__Challenge__: Please quote the material exactly, every line of it.

__Data shown__:
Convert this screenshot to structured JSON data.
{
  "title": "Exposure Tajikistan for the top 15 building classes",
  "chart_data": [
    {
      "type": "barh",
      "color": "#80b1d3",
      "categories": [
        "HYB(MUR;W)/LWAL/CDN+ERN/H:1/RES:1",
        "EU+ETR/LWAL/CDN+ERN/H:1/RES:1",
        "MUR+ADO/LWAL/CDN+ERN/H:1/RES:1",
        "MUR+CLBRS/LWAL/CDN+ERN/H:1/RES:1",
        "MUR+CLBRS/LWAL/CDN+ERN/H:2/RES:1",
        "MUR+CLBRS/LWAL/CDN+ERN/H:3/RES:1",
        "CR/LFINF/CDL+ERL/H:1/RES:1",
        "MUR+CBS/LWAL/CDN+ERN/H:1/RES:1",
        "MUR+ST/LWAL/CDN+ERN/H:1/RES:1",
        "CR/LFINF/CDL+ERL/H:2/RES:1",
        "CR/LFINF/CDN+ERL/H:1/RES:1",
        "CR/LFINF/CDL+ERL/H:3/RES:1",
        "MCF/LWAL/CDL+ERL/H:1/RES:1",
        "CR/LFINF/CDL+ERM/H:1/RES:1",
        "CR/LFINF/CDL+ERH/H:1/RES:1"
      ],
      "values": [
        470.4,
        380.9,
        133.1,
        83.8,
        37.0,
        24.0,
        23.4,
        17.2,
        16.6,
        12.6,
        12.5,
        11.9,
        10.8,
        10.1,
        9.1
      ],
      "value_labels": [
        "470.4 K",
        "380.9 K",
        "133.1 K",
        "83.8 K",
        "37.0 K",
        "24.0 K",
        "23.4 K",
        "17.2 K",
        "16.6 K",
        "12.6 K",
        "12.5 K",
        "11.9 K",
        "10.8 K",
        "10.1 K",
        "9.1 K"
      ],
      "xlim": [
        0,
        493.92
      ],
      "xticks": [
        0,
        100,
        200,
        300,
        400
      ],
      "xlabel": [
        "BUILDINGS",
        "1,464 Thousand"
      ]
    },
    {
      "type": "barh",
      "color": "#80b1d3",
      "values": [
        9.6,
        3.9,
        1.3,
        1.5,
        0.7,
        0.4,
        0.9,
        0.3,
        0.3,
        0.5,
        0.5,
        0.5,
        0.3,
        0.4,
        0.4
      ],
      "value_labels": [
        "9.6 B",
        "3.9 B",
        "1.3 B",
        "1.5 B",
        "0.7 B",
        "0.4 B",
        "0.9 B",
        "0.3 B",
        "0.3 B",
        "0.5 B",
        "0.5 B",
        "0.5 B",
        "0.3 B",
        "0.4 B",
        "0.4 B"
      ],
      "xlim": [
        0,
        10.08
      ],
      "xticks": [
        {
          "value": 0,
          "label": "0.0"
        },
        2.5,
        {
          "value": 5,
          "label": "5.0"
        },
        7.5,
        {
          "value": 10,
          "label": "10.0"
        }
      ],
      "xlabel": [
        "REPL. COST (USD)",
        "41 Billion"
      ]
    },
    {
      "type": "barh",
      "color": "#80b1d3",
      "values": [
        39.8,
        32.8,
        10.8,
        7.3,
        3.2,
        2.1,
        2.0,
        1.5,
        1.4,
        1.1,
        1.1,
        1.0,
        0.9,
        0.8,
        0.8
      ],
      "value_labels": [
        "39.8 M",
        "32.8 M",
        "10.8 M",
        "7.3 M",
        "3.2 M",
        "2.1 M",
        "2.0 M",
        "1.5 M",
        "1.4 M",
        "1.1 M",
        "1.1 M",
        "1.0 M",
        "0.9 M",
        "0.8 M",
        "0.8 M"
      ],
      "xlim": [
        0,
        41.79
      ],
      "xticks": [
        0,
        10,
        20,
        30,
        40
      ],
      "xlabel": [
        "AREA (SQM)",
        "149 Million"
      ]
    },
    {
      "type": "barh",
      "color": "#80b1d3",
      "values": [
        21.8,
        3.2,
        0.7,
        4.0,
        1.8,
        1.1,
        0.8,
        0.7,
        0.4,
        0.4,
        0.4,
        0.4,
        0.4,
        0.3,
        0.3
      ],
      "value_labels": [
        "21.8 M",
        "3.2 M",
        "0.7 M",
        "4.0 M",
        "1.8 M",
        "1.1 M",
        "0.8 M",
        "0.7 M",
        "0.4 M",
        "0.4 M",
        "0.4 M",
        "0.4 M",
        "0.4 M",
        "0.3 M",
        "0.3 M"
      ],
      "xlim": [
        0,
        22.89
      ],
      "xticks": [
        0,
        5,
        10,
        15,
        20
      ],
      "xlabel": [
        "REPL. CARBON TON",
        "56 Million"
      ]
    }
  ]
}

__Complete answer__:
Convert this screenshot to structured JSON data.
{
  "title": "Exposure Tajikistan for the top 15 building classes",
  "chart_data": [
    {
      "type": "barh",
      "color": "#80b1d3",
      "categories": [
        "HYB(MUR;W)/LWAL/CDN+ERN/H:1/RES:1",
        "EU+ETR/LWAL/CDN+ERN/H:1/RES:1",
        "MUR+ADO/LWAL/CDN+ERN/H:1/RES:1",
        "MUR+CLBRS/LWAL/CDN+ERN/H:1/RES:1",
        "MUR+CLBRS/LWAL/CDN+ERN/H:2/RES:1",
        "MUR+CLBRS/LWAL/CDN+ERN/H:3/RES:1",
        "CR/LFINF/CDL+ERL/H:1/RES:1",
        "MUR+CBS/LWAL/CDN+ERN/H:1/RES:1",
        "MUR+ST/LWAL/CDN+ERN/H:1/RES:1",
        "CR/LFINF/CDL+ERL/H:2/RES:1",
        "CR/LFINF/CDN+ERL/H:1/RES:1",
        "CR/LFINF/CDL+ERL/H:3/RES:1",
        "MCF/LWAL/CDL+ERL/H:1/RES:1",
        "CR/LFINF/CDL+ERM/H:1/RES:1",
        "CR/LFINF/CDL+ERH/H:1/RES:1"
      ],
      "values": [
        470.4,
        380.9,
        133.1,
        83.8,
        37.0,
        24.0,
        23.4,
        17.2,
        16.6,
        12.6,
        12.5,
        11.9,
        10.8,
        10.1,
        9.1
      ],
      "value_labels": [
        "470.4 K",
        "380.9 K",
        "133.1 K",
        "83.8 K",
        "37.0 K",
        "24.0 K",
        "23.4 K",
        "17.2 K",
        "16.6 K",
        "12.6 K",
        "12.5 K",
        "11.9 K",
        "10.8 K",
        "10.1 K",
        "9.1 K"
      ],
      "xlim": [
        0,
        493.92
      ],
      "xticks": [
        0,
        100,
        200,
        300,
        400
      ],
      "xlabel": [
        "BUILDINGS",
        "1,464 Thousand"
      ]
    },
    {
      "type": "barh",
      "color": "#80b1d3",
      "values": [
        9.6,
        3.9,
        1.3,
        1.5,
        0.7,
        0.4,
        0.9,
        0.3,
        0.3,
        0.5,
        0.5,
        0.5,
        0.3,
        0.4,
        0.4
      ],
      "value_labels": [
        "9.6 B",
        "3.9 B",
        "1.3 B",
        "1.5 B",
        "0.7 B",
        "0.4 B",
        "0.9 B",
        "0.3 B",
        "0.3 B",
        "0.5 B",
        "0.5 B",
        "0.5 B",
        "0.3 B",
        "0.4 B",
        "0.4 B"
      ],
      "xlim": [
        0,
        10.08
      ],
      "xticks": [
        {
          "value": 0,
          "label": "0.0"
        },
        2.5,
        {
          "value": 5,
          "label": "5.0"
        },
        7.5,
        {
          "value": 10,
          "label": "10.0"
        }
      ],
      "xlabel": [
        "REPL. COST (USD)",
        "41 Billion"
      ]
    },
    {
      "type": "barh",
      "color": "#80b1d3",
      "values": [
        39.8,
        32.8,
        10.8,
        7.3,
        3.2,
        2.1,
        2.0,
        1.5,
        1.4,
        1.1,
        1.1,
        1.0,
        0.9,
        0.8,
        0.8
      ],
      "value_labels": [
        "39.8 M",
        "32.8 M",
        "10.8 M",
        "7.3 M",
        "3.2 M",
        "2.1 M",
        "2.0 M",
        "1.5 M",
        "1.4 M",
        "1.1 M",
        "1.1 M",
        "1.0 M",
        "0.9 M",
        "0.8 M",
        "0.8 M"
      ],
      "xlim": [
        0,
        41.79
      ],
      "xticks": [
        0,
        10,
        20,
        30,
        40
      ],
      "xlabel": [
        "AREA (SQM)",
        "149 Million"
      ]
    },
    {
      "type": "barh",
      "color": "#80b1d3",
      "values": [
        21.8,
        3.2,
        0.7,
        4.0,
        1.8,
        1.1,
        0.8,
        0.7,
        0.4,
        0.4,
        0.4,
        0.4,
        0.4,
        0.3,
        0.3
      ],
      "value_labels": [
        "21.8 M",
        "3.2 M",
        "0.7 M",
        "4.0 M",
        "1.8 M",
        "1.1 M",
        "0.8 M",
        "0.7 M",
        "0.4 M",
        "0.4 M",
        "0.4 M",
        "0.4 M",
        "0.4 M",
        "0.3 M",
        "0.3 M"
      ],
      "xlim": [
        0,
        22.89
      ],
      "xticks": [
        0,
        5,
        10,
        15,
        20
      ],
      "xlabel": [
        "REPL. CARBON TON",
        "56 Million"
      ]
    }
  ]
}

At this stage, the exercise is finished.